== Set task ==
Without the pictures, set down every line of the data exactly.

## start The records

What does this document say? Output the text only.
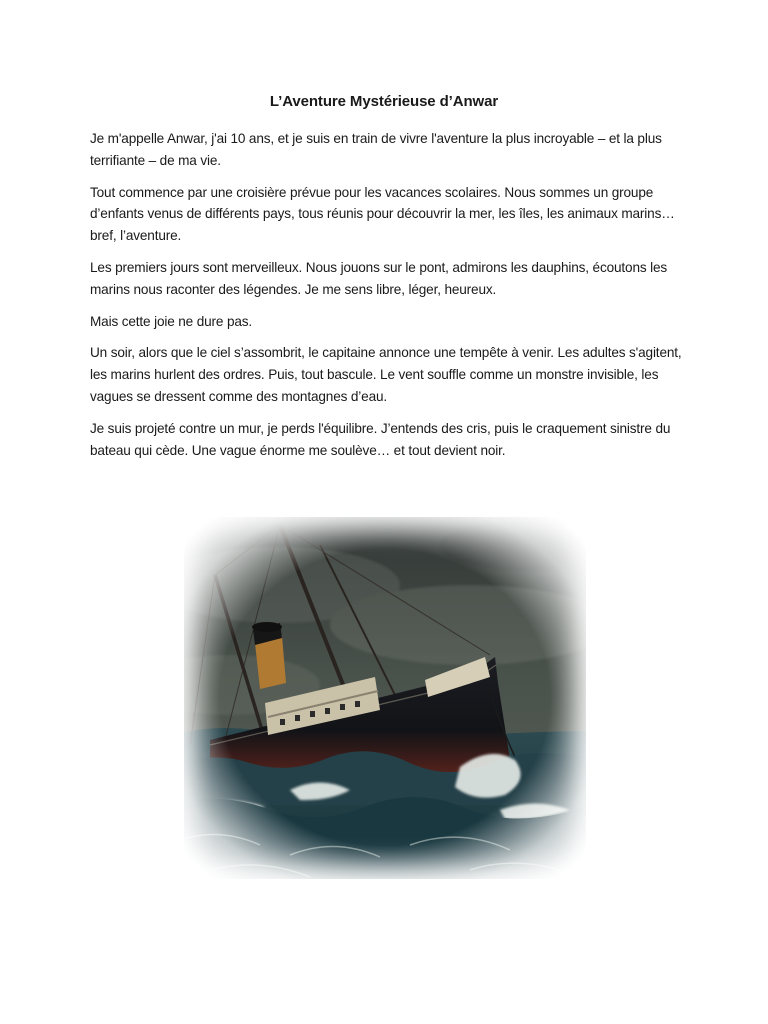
L’Aventure Mystérieuse d’Anwar

Je m'appelle Anwar, j'ai 10 ans, et je suis en train de vivre l'aventure la plus incroyable – et la plus terrifiante – de ma vie.

Tout commence par une croisière prévue pour les vacances scolaires. Nous sommes un groupe d’enfants venus de différents pays, tous réunis pour découvrir la mer, les îles, les animaux marins… bref, l’aventure.

Les premiers jours sont merveilleux. Nous jouons sur le pont, admirons les dauphins, écoutons les marins nous raconter des légendes. Je me sens libre, léger, heureux.

Mais cette joie ne dure pas.

Un soir, alors que le ciel s’assombrit, le capitaine annonce une tempête à venir. Les adultes s'agitent, les marins hurlent des ordres. Puis, tout bascule. Le vent souffle comme un monstre invisible, les vagues se dressent comme des montagnes d’eau.

Je suis projeté contre un mur, je perds l'équilibre. J’entends des cris, puis le craquement sinistre du bateau qui cède. Une vague énorme me soulève… et tout devient noir.
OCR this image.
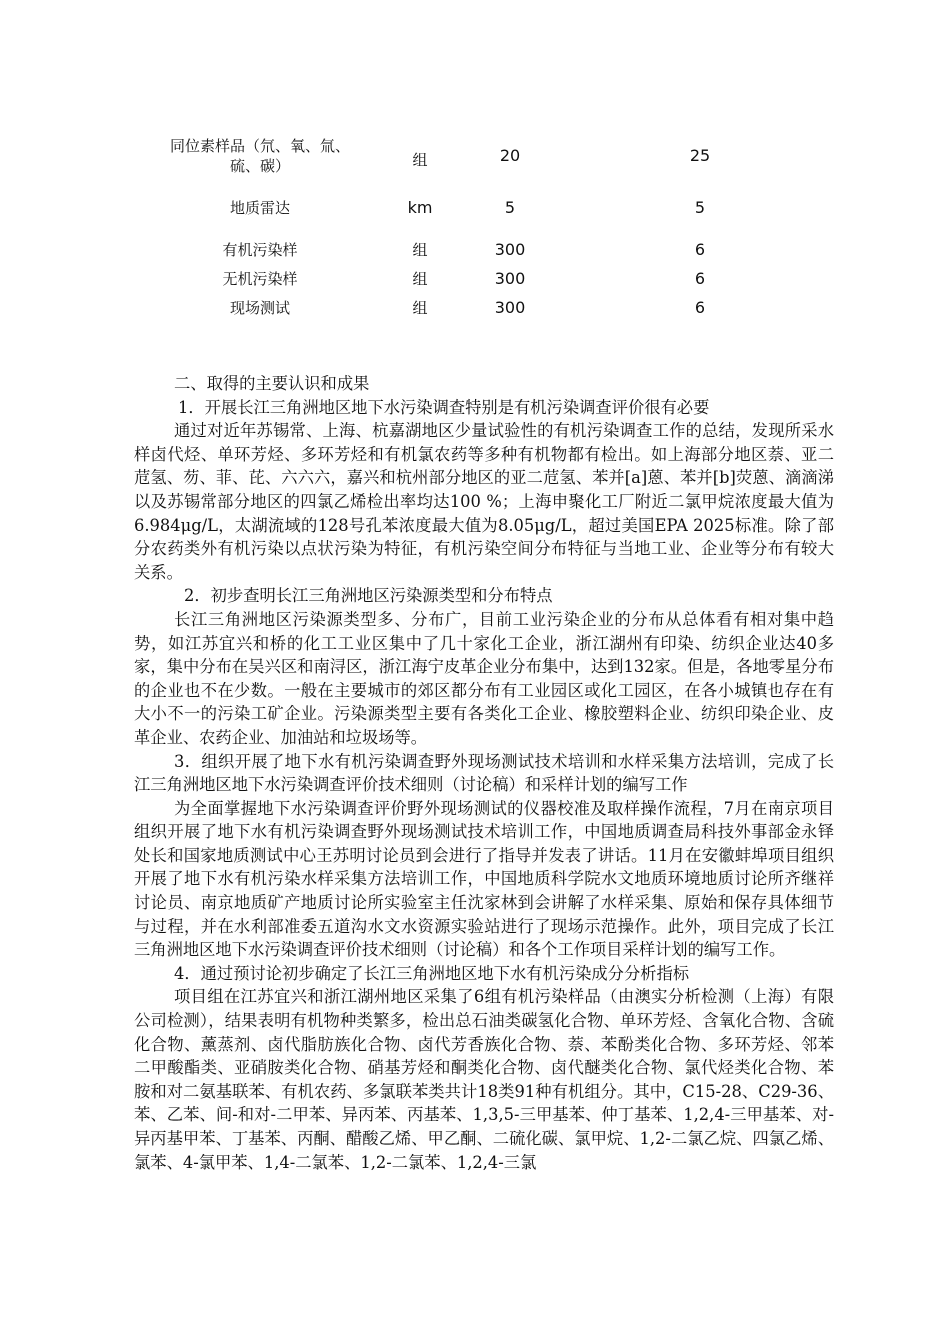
同位素样品（氘、氧、氚、硫、碳）	组	20	25
地质雷达	km	5	5
有机污染样	组	300	6
无机污染样	组	300	6
现场测试	组	300	6

二、取得的主要认识和成果

1．开展长江三角洲地区地下水污染调查特别是有机污染调查评价很有必要

通过对近年苏锡常、上海、杭嘉湖地区少量试验性的有机污染调查工作的总结，发现所采水样卤代烃、单环芳烃、多环芳烃和有机氯农药等多种有机物都有检出。如上海部分地区萘、亚二苊氢、芴、菲、芘、六六六，嘉兴和杭州部分地区的亚二苊氢、苯并[a]蒽、苯并[b]荧蒽、滴滴涕以及苏锡常部分地区的四氯乙烯检出率均达100 %；上海申聚化工厂附近二氯甲烷浓度最大值为6.984μg/L，太湖流域的128号孔苯浓度最大值为8.05μg/L，超过美国EPA 2025标准。除了部分农药类外有机污染以点状污染为特征，有机污染空间分布特征与当地工业、企业等分布有较大关系。

2．初步查明长江三角洲地区污染源类型和分布特点

长江三角洲地区污染源类型多、分布广，目前工业污染企业的分布从总体看有相对集中趋势，如江苏宜兴和桥的化工工业区集中了几十家化工企业，浙江湖州有印染、纺织企业达40多家，集中分布在吴兴区和南浔区，浙江海宁皮革企业分布集中，达到132家。但是，各地零星分布的企业也不在少数。一般在主要城市的郊区都分布有工业园区或化工园区，在各小城镇也存在有大小不一的污染工矿企业。污染源类型主要有各类化工企业、橡胶塑料企业、纺织印染企业、皮革企业、农药企业、加油站和垃圾场等。

3．组织开展了地下水有机污染调查野外现场测试技术培训和水样采集方法培训，完成了长江三角洲地区地下水污染调查评价技术细则（讨论稿）和采样计划的编写工作

为全面掌握地下水污染调查评价野外现场测试的仪器校准及取样操作流程，7月在南京项目组织开展了地下水有机污染调查野外现场测试技术培训工作，中国地质调查局科技外事部金永铎处长和国家地质测试中心王苏明讨论员到会进行了指导并发表了讲话。11月在安徽蚌埠项目组织开展了地下水有机污染水样采集方法培训工作，中国地质科学院水文地质环境地质讨论所齐继祥讨论员、南京地质矿产地质讨论所实验室主任沈家林到会讲解了水样采集、原始和保存具体细节与过程，并在水利部准委五道沟水文水资源实验站进行了现场示范操作。此外，项目完成了长江三角洲地区地下水污染调查评价技术细则（讨论稿）和各个工作项目采样计划的编写工作。

4．通过预讨论初步确定了长江三角洲地区地下水有机污染成分分析指标

项目组在江苏宜兴和浙江湖州地区采集了6组有机污染样品（由澳实分析检测（上海）有限公司检测），结果表明有机物种类繁多，检出总石油类碳氢化合物、单环芳烃、含氧化合物、含硫化合物、薰蒸剂、卤代脂肪族化合物、卤代芳香族化合物、萘、苯酚类化合物、多环芳烃、邻苯二甲酸酯类、亚硝胺类化合物、硝基芳烃和酮类化合物、卤代醚类化合物、氯代烃类化合物、苯胺和对二氨基联苯、有机农药、多氯联苯类共计18类91种有机组分。其中，C15-28、C29-36、苯、乙苯、间-和对-二甲苯、异丙苯、丙基苯、1,3,5-三甲基苯、仲丁基苯、1,2,4-三甲基苯、对-异丙基甲苯、丁基苯、丙酮、醋酸乙烯、甲乙酮、二硫化碳、氯甲烷、1,2-二氯乙烷、四氯乙烯、氯苯、4-氯甲苯、1,4-二氯苯、1,2-二氯苯、1,2,4-三氯
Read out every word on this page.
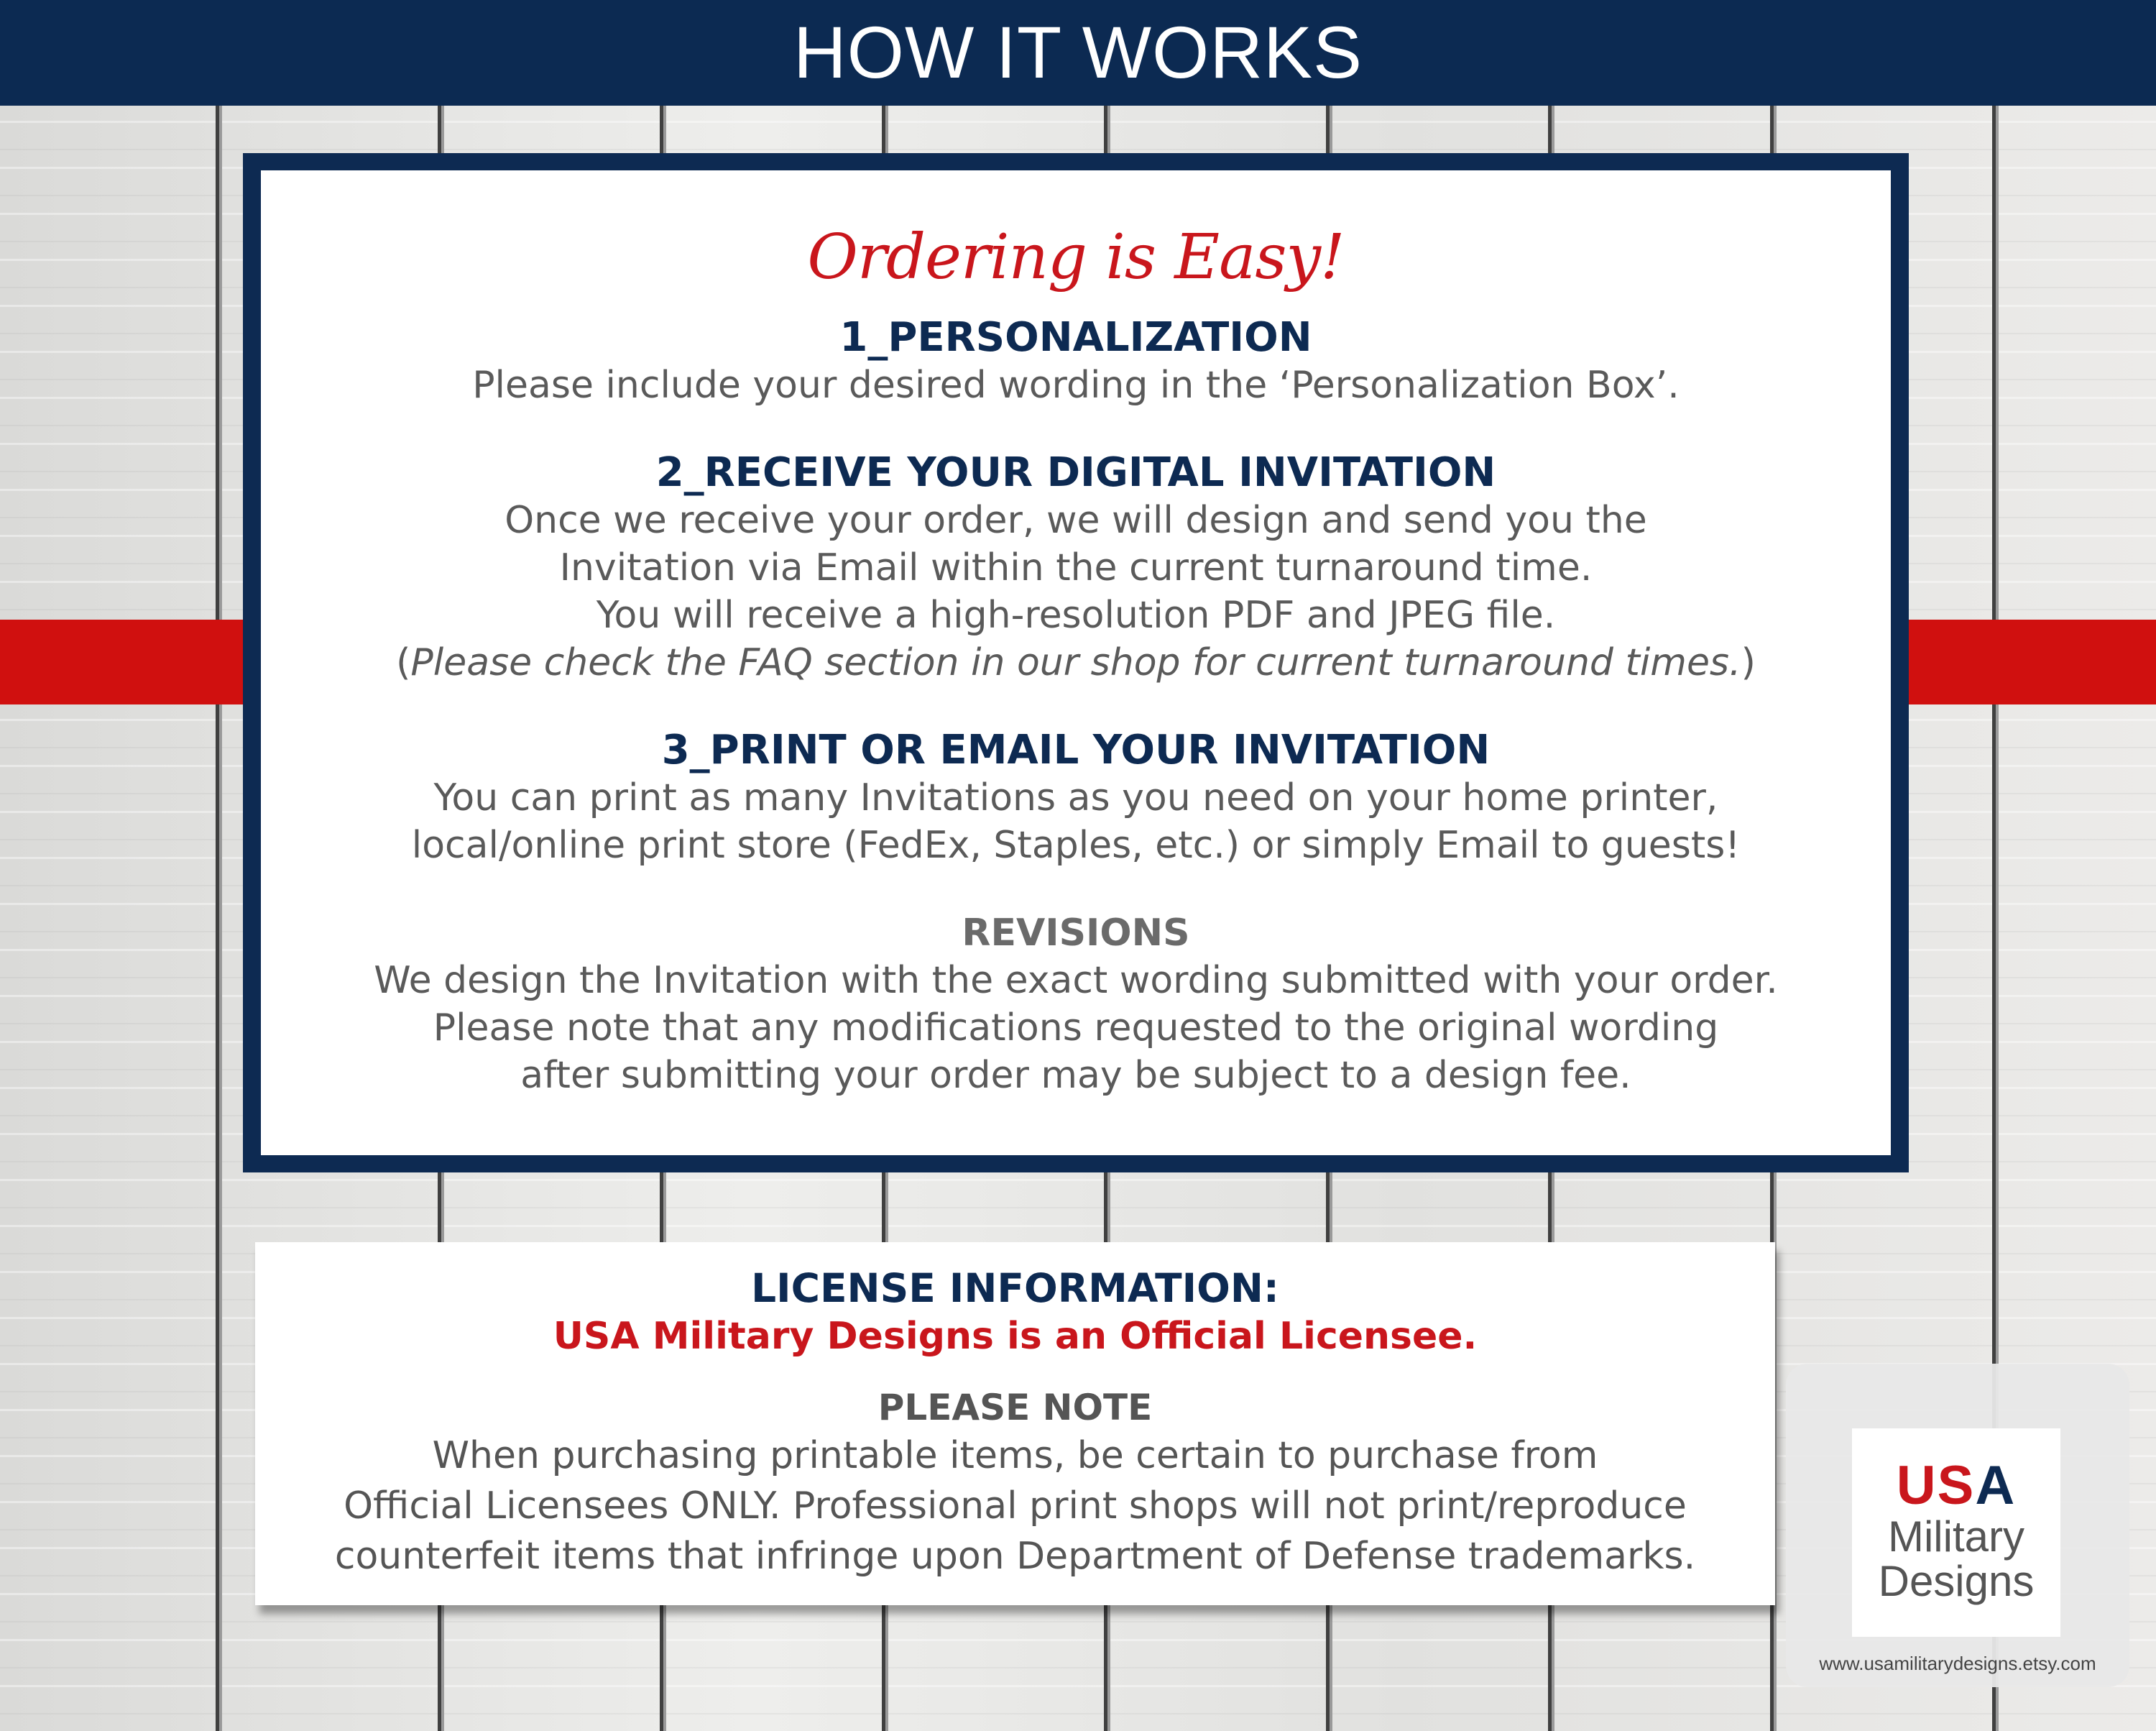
HOW IT WORKS
Ordering is Easy!
1_PERSONALIZATION
Please include your desired wording in the ‘Personalization Box’.
2_RECEIVE YOUR DIGITAL INVITATION
Once we receive your order, we will design and send you the
Invitation via Email within the current turnaround time.
You will receive a high-resolution PDF and JPEG file.
(Please check the FAQ section in our shop for current turnaround times.)
3_PRINT OR EMAIL YOUR INVITATION
You can print as many Invitations as you need on your home printer,
local/online print store (FedEx, Staples, etc.) or simply Email to guests!
REVISIONS
We design the Invitation with the exact wording submitted with your order.
Please note that any modifications requested to the original wording
after submitting your order may be subject to a design fee.
LICENSE INFORMATION:
USA Military Designs is an Official Licensee.
PLEASE NOTE
When purchasing printable items, be certain to purchase from
Official Licensees ONLY. Professional print shops will not print/reproduce
counterfeit items that infringe upon Department of Defense trademarks.
USA
Military
Designs
www.usamilitarydesigns.etsy.com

## end The records

== Task solution ==
What does this document say? Output the text only.
L’Aventure Mystérieuse d’Anwar

Je m'appelle Anwar, j'ai 10 ans, et je suis en train de vivre l'aventure la plus incroyable – et la plus terrifiante – de ma vie.

Tout commence par une croisière prévue pour les vacances scolaires. Nous sommes un groupe d’enfants venus de différents pays, tous réunis pour découvrir la mer, les îles, les animaux marins… bref, l’aventure.

Les premiers jours sont merveilleux. Nous jouons sur le pont, admirons les dauphins, écoutons les marins nous raconter des légendes. Je me sens libre, léger, heureux.

Mais cette joie ne dure pas.

Un soir, alors que le ciel s’assombrit, le capitaine annonce une tempête à venir. Les adultes s'agitent, les marins hurlent des ordres. Puis, tout bascule. Le vent souffle comme un monstre invisible, les vagues se dressent comme des montagnes d’eau.

Je suis projeté contre un mur, je perds l'équilibre. J’entends des cris, puis le craquement sinistre du bateau qui cède. Une vague énorme me soulève… et tout devient noir.
OCR this image.
同位素样品（氘、氧、氚、硫、碳）	组	20	25
地质雷达	km	5	5
有机污染样	组	300	6
无机污染样	组	300	6
现场测试	组	300	6

二、取得的主要认识和成果

1．开展长江三角洲地区地下水污染调查特别是有机污染调查评价很有必要

通过对近年苏锡常、上海、杭嘉湖地区少量试验性的有机污染调查工作的总结，发现所采水样卤代烃、单环芳烃、多环芳烃和有机氯农药等多种有机物都有检出。如上海部分地区萘、亚二苊氢、芴、菲、芘、六六六，嘉兴和杭州部分地区的亚二苊氢、苯并[a]蒽、苯并[b]荧蒽、滴滴涕以及苏锡常部分地区的四氯乙烯检出率均达100 %；上海申聚化工厂附近二氯甲烷浓度最大值为6.984μg/L，太湖流域的128号孔苯浓度最大值为8.05μg/L，超过美国EPA 2025标准。除了部分农药类外有机污染以点状污染为特征，有机污染空间分布特征与当地工业、企业等分布有较大关系。

2．初步查明长江三角洲地区污染源类型和分布特点

长江三角洲地区污染源类型多、分布广，目前工业污染企业的分布从总体看有相对集中趋势，如江苏宜兴和桥的化工工业区集中了几十家化工企业，浙江湖州有印染、纺织企业达40多家，集中分布在吴兴区和南浔区，浙江海宁皮革企业分布集中，达到132家。但是，各地零星分布的企业也不在少数。一般在主要城市的郊区都分布有工业园区或化工园区，在各小城镇也存在有大小不一的污染工矿企业。污染源类型主要有各类化工企业、橡胶塑料企业、纺织印染企业、皮革企业、农药企业、加油站和垃圾场等。

3．组织开展了地下水有机污染调查野外现场测试技术培训和水样采集方法培训，完成了长江三角洲地区地下水污染调查评价技术细则（讨论稿）和采样计划的编写工作

为全面掌握地下水污染调查评价野外现场测试的仪器校准及取样操作流程，7月在南京项目组织开展了地下水有机污染调查野外现场测试技术培训工作，中国地质调查局科技外事部金永铎处长和国家地质测试中心王苏明讨论员到会进行了指导并发表了讲话。11月在安徽蚌埠项目组织开展了地下水有机污染水样采集方法培训工作，中国地质科学院水文地质环境地质讨论所齐继祥讨论员、南京地质矿产地质讨论所实验室主任沈家林到会讲解了水样采集、原始和保存具体细节与过程，并在水利部准委五道沟水文水资源实验站进行了现场示范操作。此外，项目完成了长江三角洲地区地下水污染调查评价技术细则（讨论稿）和各个工作项目采样计划的编写工作。

4．通过预讨论初步确定了长江三角洲地区地下水有机污染成分分析指标

项目组在江苏宜兴和浙江湖州地区采集了6组有机污染样品（由澳实分析检测（上海）有限公司检测），结果表明有机物种类繁多，检出总石油类碳氢化合物、单环芳烃、含氧化合物、含硫化合物、薰蒸剂、卤代脂肪族化合物、卤代芳香族化合物、萘、苯酚类化合物、多环芳烃、邻苯二甲酸酯类、亚硝胺类化合物、硝基芳烃和酮类化合物、卤代醚类化合物、氯代烃类化合物、苯胺和对二氨基联苯、有机农药、多氯联苯类共计18类91种有机组分。其中，C15-28、C29-36、苯、乙苯、间-和对-二甲苯、异丙苯、丙基苯、1,3,5-三甲基苯、仲丁基苯、1,2,4-三甲基苯、对-异丙基甲苯、丁基苯、丙酮、醋酸乙烯、甲乙酮、二硫化碳、氯甲烷、1,2-二氯乙烷、四氯乙烯、氯苯、4-氯甲苯、1,4-二氯苯、1,2-二氯苯、1,2,4-三氯
Read out every word on this page.
HOW IT WORKS
Ordering is Easy!
1_PERSONALIZATION
Please include your desired wording in the ‘Personalization Box’.
2_RECEIVE YOUR DIGITAL INVITATION
Once we receive your order, we will design and send you the
Invitation via Email within the current turnaround time.
You will receive a high-resolution PDF and JPEG file.
(Please check the FAQ section in our shop for current turnaround times.)
3_PRINT OR EMAIL YOUR INVITATION
You can print as many Invitations as you need on your home printer,
local/online print store (FedEx, Staples, etc.) or simply Email to guests!
REVISIONS
We design the Invitation with the exact wording submitted with your order.
Please note that any modifications requested to the original wording
after submitting your order may be subject to a design fee.
LICENSE INFORMATION:
USA Military Designs is an Official Licensee.
PLEASE NOTE
When purchasing printable items, be certain to purchase from
Official Licensees ONLY. Professional print shops will not print/reproduce
counterfeit items that infringe upon Department of Defense trademarks.
USA
Military
Designs
www.usamilitarydesigns.etsy.com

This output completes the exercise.